---- Dataset

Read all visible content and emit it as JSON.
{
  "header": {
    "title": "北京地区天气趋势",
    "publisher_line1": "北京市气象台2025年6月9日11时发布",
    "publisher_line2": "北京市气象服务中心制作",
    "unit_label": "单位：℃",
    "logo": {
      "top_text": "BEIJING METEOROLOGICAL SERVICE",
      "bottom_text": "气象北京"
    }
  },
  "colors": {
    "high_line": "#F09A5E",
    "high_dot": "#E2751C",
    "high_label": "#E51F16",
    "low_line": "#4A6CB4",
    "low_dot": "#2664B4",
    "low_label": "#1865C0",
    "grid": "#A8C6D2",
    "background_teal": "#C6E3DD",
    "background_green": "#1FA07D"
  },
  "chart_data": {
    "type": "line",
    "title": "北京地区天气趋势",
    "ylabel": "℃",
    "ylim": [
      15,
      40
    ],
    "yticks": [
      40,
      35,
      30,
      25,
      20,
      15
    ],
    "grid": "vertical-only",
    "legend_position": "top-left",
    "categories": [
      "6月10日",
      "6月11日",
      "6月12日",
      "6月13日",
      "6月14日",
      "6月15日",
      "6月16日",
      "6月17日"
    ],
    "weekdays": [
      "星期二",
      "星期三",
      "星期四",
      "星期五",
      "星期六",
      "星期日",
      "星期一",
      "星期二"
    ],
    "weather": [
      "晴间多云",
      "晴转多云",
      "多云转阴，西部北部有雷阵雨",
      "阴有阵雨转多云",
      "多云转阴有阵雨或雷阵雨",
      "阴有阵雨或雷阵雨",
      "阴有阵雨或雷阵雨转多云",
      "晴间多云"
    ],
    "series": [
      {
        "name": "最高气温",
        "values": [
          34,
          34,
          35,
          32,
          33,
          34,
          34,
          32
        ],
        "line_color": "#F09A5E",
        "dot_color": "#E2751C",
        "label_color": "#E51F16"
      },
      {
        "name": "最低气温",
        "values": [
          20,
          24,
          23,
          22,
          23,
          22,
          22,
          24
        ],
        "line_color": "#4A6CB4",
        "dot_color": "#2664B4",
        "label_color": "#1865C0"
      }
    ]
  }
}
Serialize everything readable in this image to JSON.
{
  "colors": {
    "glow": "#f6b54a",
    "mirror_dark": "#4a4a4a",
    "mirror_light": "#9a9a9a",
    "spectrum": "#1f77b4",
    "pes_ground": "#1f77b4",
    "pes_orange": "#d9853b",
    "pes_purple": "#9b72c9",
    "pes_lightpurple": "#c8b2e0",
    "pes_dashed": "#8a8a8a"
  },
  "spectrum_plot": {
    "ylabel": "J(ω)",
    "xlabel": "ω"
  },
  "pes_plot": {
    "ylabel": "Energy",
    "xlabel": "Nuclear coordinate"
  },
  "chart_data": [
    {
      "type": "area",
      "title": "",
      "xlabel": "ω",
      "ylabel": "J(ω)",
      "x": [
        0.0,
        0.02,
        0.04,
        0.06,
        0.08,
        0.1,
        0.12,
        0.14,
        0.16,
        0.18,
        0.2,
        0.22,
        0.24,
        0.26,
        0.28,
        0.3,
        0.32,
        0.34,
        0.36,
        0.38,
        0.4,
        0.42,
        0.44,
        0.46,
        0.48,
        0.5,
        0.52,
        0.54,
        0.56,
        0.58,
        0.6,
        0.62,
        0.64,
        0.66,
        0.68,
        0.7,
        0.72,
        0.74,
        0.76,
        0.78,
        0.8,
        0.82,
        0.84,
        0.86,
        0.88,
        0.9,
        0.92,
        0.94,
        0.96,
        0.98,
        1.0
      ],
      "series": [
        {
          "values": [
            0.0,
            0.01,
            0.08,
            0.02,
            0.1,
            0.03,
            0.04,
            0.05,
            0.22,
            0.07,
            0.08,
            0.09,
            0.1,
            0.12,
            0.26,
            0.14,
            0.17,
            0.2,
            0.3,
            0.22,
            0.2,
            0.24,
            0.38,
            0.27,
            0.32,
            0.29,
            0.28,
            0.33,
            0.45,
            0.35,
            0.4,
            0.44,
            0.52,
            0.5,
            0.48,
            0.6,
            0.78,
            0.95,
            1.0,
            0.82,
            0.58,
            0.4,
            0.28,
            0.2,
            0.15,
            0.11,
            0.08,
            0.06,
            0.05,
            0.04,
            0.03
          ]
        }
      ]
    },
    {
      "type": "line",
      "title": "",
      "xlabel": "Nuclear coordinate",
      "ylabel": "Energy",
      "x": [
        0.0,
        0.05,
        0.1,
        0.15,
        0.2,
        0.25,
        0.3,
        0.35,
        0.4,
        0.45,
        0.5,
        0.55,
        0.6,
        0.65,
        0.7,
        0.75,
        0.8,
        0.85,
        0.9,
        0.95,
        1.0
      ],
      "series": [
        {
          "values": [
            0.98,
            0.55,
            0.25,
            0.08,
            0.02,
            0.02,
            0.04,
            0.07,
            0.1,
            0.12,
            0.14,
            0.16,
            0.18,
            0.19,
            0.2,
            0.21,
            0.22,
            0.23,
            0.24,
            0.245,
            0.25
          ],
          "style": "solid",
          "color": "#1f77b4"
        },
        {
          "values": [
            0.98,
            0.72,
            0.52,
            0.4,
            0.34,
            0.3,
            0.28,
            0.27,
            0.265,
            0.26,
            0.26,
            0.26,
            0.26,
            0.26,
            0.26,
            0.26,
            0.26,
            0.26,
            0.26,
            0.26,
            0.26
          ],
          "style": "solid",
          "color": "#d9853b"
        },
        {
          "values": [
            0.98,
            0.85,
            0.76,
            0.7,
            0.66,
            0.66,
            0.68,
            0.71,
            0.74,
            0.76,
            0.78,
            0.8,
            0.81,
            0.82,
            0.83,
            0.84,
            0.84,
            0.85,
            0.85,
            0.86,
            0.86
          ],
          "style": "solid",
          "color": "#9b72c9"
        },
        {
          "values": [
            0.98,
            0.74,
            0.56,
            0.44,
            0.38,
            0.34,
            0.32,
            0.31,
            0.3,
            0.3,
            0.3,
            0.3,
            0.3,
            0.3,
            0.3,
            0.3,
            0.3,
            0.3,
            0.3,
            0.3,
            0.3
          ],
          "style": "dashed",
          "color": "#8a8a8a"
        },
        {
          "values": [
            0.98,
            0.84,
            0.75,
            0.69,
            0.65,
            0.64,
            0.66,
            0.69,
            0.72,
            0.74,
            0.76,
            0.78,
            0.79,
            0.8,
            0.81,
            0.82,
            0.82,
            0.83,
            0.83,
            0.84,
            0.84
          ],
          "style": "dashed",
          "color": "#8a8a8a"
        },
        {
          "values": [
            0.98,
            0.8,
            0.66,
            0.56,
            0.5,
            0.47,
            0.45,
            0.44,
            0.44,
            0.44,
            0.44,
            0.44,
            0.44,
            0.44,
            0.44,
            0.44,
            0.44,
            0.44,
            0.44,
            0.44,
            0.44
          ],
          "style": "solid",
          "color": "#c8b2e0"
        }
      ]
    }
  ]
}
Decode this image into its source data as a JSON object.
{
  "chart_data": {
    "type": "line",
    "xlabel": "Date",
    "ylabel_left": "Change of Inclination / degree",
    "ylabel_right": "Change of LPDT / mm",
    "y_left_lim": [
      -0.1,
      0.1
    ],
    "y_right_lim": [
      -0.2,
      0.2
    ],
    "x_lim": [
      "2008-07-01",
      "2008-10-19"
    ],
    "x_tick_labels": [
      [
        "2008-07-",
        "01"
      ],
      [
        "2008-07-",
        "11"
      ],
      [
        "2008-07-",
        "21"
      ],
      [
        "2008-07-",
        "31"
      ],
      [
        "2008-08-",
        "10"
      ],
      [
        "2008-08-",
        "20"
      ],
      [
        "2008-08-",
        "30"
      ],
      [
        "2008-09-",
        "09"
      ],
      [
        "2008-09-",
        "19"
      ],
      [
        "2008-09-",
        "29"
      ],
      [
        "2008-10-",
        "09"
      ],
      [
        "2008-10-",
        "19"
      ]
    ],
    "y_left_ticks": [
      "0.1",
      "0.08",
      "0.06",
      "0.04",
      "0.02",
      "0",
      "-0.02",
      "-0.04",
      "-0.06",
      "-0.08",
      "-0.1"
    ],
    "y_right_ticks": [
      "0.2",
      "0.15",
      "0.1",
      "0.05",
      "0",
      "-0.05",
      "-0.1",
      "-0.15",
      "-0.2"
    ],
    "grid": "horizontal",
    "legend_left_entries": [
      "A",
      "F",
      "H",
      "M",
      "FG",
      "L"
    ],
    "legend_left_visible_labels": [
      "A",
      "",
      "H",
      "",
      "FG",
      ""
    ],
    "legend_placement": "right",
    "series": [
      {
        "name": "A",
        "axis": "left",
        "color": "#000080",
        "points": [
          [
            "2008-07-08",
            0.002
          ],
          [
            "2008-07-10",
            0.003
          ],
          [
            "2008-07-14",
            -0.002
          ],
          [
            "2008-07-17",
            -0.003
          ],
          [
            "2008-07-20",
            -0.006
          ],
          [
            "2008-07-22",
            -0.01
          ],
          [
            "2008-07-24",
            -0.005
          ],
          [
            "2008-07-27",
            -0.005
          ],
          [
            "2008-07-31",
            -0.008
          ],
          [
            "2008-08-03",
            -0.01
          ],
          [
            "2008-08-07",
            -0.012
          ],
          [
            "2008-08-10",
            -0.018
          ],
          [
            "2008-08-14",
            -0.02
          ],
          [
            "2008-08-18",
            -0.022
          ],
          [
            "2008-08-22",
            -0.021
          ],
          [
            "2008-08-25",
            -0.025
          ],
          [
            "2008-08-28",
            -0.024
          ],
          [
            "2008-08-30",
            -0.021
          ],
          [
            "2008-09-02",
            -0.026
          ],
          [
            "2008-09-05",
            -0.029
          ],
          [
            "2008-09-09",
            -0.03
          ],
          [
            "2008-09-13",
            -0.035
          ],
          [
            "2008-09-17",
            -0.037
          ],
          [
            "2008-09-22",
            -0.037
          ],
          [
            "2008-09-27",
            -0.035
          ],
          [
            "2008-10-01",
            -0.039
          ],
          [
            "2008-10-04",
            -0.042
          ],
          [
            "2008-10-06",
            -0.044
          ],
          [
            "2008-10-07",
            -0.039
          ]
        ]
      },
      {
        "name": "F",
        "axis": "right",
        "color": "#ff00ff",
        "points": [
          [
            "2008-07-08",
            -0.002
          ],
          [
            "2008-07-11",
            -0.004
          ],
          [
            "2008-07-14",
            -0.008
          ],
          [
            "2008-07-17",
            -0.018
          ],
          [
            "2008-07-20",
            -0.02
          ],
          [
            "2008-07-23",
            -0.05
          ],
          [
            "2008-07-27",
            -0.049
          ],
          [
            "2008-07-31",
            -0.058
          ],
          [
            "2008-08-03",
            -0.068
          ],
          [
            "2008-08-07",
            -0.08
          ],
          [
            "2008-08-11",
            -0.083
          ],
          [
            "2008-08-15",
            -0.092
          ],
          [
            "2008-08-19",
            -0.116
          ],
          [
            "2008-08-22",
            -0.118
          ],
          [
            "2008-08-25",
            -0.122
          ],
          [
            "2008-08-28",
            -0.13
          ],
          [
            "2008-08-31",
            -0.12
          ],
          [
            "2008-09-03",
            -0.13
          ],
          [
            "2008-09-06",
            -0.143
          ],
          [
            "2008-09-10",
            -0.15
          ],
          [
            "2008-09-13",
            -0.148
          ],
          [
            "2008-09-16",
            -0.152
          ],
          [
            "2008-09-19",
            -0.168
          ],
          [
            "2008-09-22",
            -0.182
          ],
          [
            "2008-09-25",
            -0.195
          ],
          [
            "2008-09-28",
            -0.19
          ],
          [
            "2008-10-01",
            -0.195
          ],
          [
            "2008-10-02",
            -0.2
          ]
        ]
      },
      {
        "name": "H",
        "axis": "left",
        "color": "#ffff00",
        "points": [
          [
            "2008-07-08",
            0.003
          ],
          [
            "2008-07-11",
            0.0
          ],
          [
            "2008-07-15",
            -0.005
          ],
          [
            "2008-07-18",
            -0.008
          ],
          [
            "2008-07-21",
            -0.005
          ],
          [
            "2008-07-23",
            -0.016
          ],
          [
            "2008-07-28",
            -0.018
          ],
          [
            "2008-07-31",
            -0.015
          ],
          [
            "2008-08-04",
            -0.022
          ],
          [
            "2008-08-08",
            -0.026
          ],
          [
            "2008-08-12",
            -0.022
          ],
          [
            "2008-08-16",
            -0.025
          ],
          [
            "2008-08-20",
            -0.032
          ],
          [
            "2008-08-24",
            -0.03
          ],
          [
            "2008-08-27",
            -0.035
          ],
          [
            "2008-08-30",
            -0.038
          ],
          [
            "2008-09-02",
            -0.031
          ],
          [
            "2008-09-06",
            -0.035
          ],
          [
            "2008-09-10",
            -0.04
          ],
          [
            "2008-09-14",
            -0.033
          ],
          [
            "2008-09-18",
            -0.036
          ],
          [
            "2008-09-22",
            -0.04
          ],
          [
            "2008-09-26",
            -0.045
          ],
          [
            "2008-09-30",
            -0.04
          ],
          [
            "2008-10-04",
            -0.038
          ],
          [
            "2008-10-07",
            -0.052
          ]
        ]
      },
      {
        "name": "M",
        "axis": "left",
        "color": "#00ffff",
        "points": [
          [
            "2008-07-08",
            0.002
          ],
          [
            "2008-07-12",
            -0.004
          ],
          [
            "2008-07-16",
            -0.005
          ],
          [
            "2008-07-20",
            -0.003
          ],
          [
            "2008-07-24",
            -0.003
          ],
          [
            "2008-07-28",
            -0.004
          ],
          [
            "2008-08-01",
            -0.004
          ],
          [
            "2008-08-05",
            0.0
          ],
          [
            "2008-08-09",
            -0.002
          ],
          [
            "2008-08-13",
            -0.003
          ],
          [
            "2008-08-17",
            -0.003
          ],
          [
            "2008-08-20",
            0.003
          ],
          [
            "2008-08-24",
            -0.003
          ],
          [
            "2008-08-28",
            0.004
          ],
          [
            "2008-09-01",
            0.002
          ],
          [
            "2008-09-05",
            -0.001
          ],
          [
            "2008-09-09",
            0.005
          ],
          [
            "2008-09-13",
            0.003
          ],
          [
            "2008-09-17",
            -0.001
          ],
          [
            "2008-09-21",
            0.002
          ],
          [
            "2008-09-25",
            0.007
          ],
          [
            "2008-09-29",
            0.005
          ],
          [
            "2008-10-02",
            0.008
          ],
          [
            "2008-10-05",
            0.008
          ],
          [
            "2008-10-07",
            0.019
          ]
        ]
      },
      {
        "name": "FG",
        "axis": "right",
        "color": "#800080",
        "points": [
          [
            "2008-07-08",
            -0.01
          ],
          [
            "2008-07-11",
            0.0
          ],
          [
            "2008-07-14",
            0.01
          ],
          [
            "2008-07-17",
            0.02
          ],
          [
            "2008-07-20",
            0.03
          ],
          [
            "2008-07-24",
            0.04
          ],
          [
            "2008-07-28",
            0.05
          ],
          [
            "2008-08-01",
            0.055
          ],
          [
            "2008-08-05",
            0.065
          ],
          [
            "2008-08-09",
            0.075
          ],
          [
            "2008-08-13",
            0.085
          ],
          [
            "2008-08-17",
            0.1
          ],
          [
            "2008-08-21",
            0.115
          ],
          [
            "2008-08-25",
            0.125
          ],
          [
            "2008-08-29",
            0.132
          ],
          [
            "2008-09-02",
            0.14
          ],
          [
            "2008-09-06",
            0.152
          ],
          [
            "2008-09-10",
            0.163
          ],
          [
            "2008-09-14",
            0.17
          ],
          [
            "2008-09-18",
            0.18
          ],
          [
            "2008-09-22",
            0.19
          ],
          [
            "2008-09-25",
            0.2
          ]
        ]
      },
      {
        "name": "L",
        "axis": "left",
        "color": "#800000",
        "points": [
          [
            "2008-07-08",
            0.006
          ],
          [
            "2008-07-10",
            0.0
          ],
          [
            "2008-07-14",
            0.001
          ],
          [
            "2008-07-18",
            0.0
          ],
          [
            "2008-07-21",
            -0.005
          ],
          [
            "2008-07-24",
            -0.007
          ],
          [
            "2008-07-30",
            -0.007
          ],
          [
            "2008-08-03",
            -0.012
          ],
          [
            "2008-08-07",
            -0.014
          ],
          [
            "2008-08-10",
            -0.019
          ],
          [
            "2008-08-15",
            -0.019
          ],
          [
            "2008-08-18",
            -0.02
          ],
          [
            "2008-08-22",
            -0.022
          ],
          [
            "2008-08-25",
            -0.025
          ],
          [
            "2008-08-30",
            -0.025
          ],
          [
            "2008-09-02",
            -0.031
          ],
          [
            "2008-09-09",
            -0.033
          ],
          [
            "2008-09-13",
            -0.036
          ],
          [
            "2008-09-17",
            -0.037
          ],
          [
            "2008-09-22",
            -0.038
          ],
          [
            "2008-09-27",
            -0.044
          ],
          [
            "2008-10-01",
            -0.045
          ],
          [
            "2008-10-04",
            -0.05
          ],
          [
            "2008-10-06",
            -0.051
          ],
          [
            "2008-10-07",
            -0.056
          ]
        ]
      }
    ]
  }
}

--------

◆ **Directive**
Count every line in the data that contains the word "xlabel", then give that count and nothing else.

◆ **Answer to the exercise**
5